• **Aim of the task**: Copy all of the material word for word, except for the pictures.

===

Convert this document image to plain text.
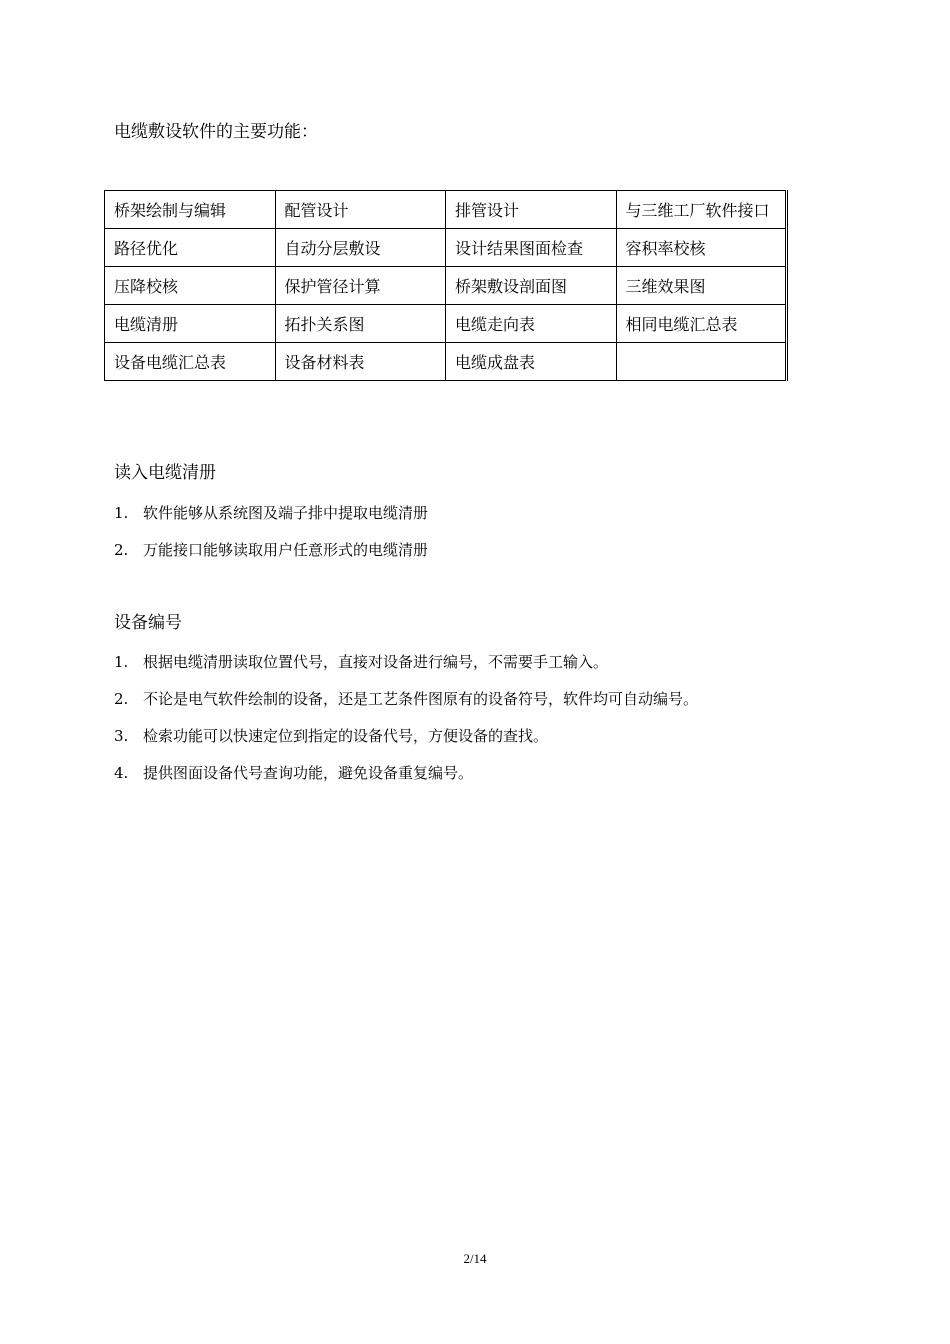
电缆敷设软件的主要功能：
桥架绘制与编辑	配管设计	排管设计	与三维工厂软件接口
路径优化	自动分层敷设	设计结果图面检查	容积率校核
压降校核	保护管径计算	桥架敷设剖面图	三维效果图
电缆清册	拓扑关系图	电缆走向表	相同电缆汇总表
设备电缆汇总表	设备材料表	电缆成盘表	
读入电缆清册
1. 软件能够从系统图及端子排中提取电缆清册
2. 万能接口能够读取用户任意形式的电缆清册
设备编号
1. 根据电缆清册读取位置代号，直接对设备进行编号，不需要手工输入。
2. 不论是电气软件绘制的设备，还是工艺条件图原有的设备符号，软件均可自动编号。
3. 检索功能可以快速定位到指定的设备代号，方便设备的查找。
4. 提供图面设备代号查询功能，避免设备重复编号。
2/14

===

• **Correct response**:
Convert this document image to plain text.
电缆敷设软件的主要功能：
桥架绘制与编辑	配管设计	排管设计	与三维工厂软件接口
路径优化	自动分层敷设	设计结果图面检查	容积率校核
压降校核	保护管径计算	桥架敷设剖面图	三维效果图
电缆清册	拓扑关系图	电缆走向表	相同电缆汇总表
设备电缆汇总表	设备材料表	电缆成盘表	
读入电缆清册
1. 软件能够从系统图及端子排中提取电缆清册
2. 万能接口能够读取用户任意形式的电缆清册
设备编号
1. 根据电缆清册读取位置代号，直接对设备进行编号，不需要手工输入。
2. 不论是电气软件绘制的设备，还是工艺条件图原有的设备符号，软件均可自动编号。
3. 检索功能可以快速定位到指定的设备代号，方便设备的查找。
4. 提供图面设备代号查询功能，避免设备重复编号。
2/14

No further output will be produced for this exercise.